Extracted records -

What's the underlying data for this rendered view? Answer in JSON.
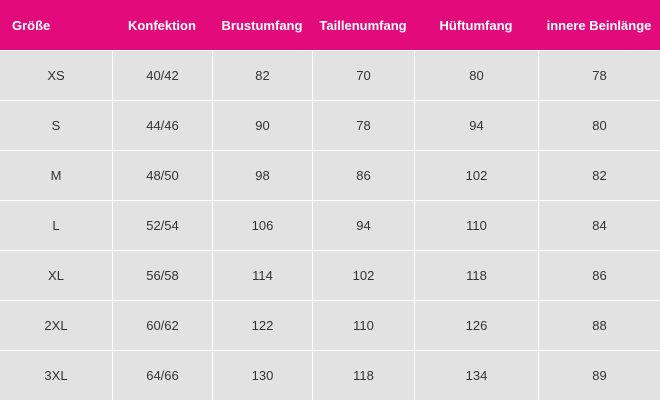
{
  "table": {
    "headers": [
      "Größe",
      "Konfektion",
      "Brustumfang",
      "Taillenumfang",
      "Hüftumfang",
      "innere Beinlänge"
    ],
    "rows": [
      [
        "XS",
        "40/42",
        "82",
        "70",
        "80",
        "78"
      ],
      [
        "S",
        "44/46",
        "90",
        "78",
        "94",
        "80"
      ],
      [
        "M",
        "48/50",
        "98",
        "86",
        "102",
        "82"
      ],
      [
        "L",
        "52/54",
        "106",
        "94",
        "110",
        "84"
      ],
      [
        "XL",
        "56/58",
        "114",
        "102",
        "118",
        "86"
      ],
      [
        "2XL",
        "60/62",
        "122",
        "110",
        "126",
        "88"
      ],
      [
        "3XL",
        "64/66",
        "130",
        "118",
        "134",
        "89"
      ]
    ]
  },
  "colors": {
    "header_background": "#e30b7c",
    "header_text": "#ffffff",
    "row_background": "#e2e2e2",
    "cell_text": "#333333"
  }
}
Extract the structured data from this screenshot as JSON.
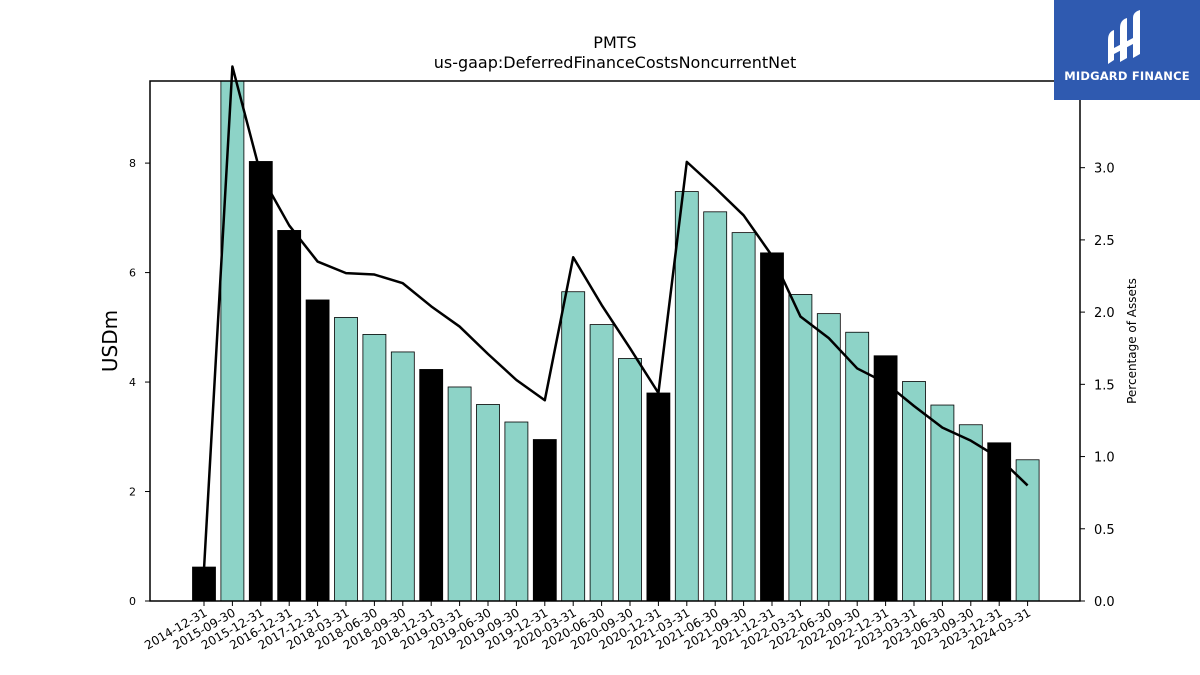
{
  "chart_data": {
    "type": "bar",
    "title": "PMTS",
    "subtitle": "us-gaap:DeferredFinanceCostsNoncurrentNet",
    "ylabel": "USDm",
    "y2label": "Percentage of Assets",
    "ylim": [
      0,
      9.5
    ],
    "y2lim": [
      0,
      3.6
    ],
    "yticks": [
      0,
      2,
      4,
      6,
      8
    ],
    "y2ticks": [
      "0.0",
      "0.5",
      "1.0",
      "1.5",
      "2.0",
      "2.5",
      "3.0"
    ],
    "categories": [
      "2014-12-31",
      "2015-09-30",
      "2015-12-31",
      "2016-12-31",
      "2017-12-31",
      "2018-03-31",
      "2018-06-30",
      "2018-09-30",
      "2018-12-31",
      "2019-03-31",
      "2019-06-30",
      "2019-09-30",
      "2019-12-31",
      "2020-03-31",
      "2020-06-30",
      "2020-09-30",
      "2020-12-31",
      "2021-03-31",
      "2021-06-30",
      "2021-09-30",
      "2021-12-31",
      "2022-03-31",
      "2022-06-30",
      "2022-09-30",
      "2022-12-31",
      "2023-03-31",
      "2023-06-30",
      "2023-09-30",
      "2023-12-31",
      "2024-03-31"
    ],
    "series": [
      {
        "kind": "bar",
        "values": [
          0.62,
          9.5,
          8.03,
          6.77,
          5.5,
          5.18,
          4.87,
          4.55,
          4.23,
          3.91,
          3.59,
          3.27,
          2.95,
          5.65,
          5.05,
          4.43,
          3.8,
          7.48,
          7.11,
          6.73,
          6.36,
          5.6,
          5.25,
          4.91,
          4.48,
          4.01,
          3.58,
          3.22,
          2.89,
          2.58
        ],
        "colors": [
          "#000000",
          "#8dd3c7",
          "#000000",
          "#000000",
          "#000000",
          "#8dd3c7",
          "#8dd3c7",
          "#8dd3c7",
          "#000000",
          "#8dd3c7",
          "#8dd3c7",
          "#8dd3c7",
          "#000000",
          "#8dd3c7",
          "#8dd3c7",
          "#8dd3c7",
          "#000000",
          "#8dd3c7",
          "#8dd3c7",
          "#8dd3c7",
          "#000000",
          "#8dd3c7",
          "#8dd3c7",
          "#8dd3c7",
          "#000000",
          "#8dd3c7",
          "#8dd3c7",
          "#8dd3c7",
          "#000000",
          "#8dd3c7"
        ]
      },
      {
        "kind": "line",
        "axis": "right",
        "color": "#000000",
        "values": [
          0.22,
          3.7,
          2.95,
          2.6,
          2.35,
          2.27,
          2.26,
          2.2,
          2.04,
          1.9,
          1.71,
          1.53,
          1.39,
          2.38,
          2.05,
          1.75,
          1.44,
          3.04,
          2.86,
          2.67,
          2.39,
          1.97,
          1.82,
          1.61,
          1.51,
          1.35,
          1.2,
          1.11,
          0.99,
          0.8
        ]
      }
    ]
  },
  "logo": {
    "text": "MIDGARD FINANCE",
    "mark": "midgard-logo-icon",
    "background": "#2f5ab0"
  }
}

What needs to be done -
Leave the pictures out, and transcribe each of the records exactly.

Result for this task -
What's the underlying data for this rendered view? Answer in JSON.
{
  "table": {
    "headers": [
      "Größe",
      "Konfektion",
      "Brustumfang",
      "Taillenumfang",
      "Hüftumfang",
      "innere Beinlänge"
    ],
    "rows": [
      [
        "XS",
        "40/42",
        "82",
        "70",
        "80",
        "78"
      ],
      [
        "S",
        "44/46",
        "90",
        "78",
        "94",
        "80"
      ],
      [
        "M",
        "48/50",
        "98",
        "86",
        "102",
        "82"
      ],
      [
        "L",
        "52/54",
        "106",
        "94",
        "110",
        "84"
      ],
      [
        "XL",
        "56/58",
        "114",
        "102",
        "118",
        "86"
      ],
      [
        "2XL",
        "60/62",
        "122",
        "110",
        "126",
        "88"
      ],
      [
        "3XL",
        "64/66",
        "130",
        "118",
        "134",
        "89"
      ]
    ]
  },
  "colors": {
    "header_background": "#e30b7c",
    "header_text": "#ffffff",
    "row_background": "#e2e2e2",
    "cell_text": "#333333"
  }
}
Extract the structured data from this screenshot as JSON.
{
  "chart_data": {
    "type": "bar",
    "title": "PMTS",
    "subtitle": "us-gaap:DeferredFinanceCostsNoncurrentNet",
    "ylabel": "USDm",
    "y2label": "Percentage of Assets",
    "ylim": [
      0,
      9.5
    ],
    "y2lim": [
      0,
      3.6
    ],
    "yticks": [
      0,
      2,
      4,
      6,
      8
    ],
    "y2ticks": [
      "0.0",
      "0.5",
      "1.0",
      "1.5",
      "2.0",
      "2.5",
      "3.0"
    ],
    "categories": [
      "2014-12-31",
      "2015-09-30",
      "2015-12-31",
      "2016-12-31",
      "2017-12-31",
      "2018-03-31",
      "2018-06-30",
      "2018-09-30",
      "2018-12-31",
      "2019-03-31",
      "2019-06-30",
      "2019-09-30",
      "2019-12-31",
      "2020-03-31",
      "2020-06-30",
      "2020-09-30",
      "2020-12-31",
      "2021-03-31",
      "2021-06-30",
      "2021-09-30",
      "2021-12-31",
      "2022-03-31",
      "2022-06-30",
      "2022-09-30",
      "2022-12-31",
      "2023-03-31",
      "2023-06-30",
      "2023-09-30",
      "2023-12-31",
      "2024-03-31"
    ],
    "series": [
      {
        "kind": "bar",
        "values": [
          0.62,
          9.5,
          8.03,
          6.77,
          5.5,
          5.18,
          4.87,
          4.55,
          4.23,
          3.91,
          3.59,
          3.27,
          2.95,
          5.65,
          5.05,
          4.43,
          3.8,
          7.48,
          7.11,
          6.73,
          6.36,
          5.6,
          5.25,
          4.91,
          4.48,
          4.01,
          3.58,
          3.22,
          2.89,
          2.58
        ],
        "colors": [
          "#000000",
          "#8dd3c7",
          "#000000",
          "#000000",
          "#000000",
          "#8dd3c7",
          "#8dd3c7",
          "#8dd3c7",
          "#000000",
          "#8dd3c7",
          "#8dd3c7",
          "#8dd3c7",
          "#000000",
          "#8dd3c7",
          "#8dd3c7",
          "#8dd3c7",
          "#000000",
          "#8dd3c7",
          "#8dd3c7",
          "#8dd3c7",
          "#000000",
          "#8dd3c7",
          "#8dd3c7",
          "#8dd3c7",
          "#000000",
          "#8dd3c7",
          "#8dd3c7",
          "#8dd3c7",
          "#000000",
          "#8dd3c7"
        ]
      },
      {
        "kind": "line",
        "axis": "right",
        "color": "#000000",
        "values": [
          0.22,
          3.7,
          2.95,
          2.6,
          2.35,
          2.27,
          2.26,
          2.2,
          2.04,
          1.9,
          1.71,
          1.53,
          1.39,
          2.38,
          2.05,
          1.75,
          1.44,
          3.04,
          2.86,
          2.67,
          2.39,
          1.97,
          1.82,
          1.61,
          1.51,
          1.35,
          1.2,
          1.11,
          0.99,
          0.8
        ]
      }
    ]
  },
  "logo": {
    "text": "MIDGARD FINANCE",
    "mark": "midgard-logo-icon",
    "background": "#2f5ab0"
  }
}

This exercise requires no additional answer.